◆ What is expected
Copy every line that holds "amount".

====== Dataset extract ======

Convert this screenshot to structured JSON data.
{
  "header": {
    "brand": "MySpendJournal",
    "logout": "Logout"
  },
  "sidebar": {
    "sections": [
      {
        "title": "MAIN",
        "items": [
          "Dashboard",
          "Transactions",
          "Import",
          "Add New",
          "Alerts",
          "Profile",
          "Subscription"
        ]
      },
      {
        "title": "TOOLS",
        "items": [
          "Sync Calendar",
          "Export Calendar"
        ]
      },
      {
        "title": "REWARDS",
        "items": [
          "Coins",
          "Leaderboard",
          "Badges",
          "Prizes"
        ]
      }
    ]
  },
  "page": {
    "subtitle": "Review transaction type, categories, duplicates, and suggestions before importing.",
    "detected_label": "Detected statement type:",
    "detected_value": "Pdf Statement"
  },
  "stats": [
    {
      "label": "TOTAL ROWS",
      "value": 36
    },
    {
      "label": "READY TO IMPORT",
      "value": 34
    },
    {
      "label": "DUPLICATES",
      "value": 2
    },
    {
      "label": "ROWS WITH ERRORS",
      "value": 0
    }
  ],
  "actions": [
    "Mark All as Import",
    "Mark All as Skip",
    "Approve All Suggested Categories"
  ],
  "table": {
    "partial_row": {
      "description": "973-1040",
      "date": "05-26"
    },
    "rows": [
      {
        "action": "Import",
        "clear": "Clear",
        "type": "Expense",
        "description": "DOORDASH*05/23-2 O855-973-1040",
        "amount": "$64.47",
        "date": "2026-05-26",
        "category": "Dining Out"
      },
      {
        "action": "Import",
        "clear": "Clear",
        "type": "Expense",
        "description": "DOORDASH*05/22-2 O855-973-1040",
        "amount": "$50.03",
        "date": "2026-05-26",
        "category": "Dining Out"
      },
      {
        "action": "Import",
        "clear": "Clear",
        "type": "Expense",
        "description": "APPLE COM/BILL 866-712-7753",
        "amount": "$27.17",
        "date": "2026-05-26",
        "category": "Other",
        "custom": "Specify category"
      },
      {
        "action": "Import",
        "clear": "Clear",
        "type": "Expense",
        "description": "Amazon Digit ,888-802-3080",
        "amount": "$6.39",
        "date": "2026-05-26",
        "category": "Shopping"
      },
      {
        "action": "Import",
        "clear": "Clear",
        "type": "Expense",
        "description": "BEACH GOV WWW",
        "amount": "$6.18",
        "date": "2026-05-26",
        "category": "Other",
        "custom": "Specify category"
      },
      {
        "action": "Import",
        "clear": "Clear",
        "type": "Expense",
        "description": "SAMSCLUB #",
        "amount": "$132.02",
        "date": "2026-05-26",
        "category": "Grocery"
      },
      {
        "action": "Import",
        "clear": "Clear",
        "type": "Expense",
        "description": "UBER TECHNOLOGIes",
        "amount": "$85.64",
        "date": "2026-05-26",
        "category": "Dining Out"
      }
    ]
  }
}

======

◆ Output of the exercise
        "amount": "$64.47",
        "amount": "$50.03",
        "amount": "$27.17",
        "amount": "$6.39",
        "amount": "$6.18",
        "amount": "$132.02",
        "amount": "$85.64",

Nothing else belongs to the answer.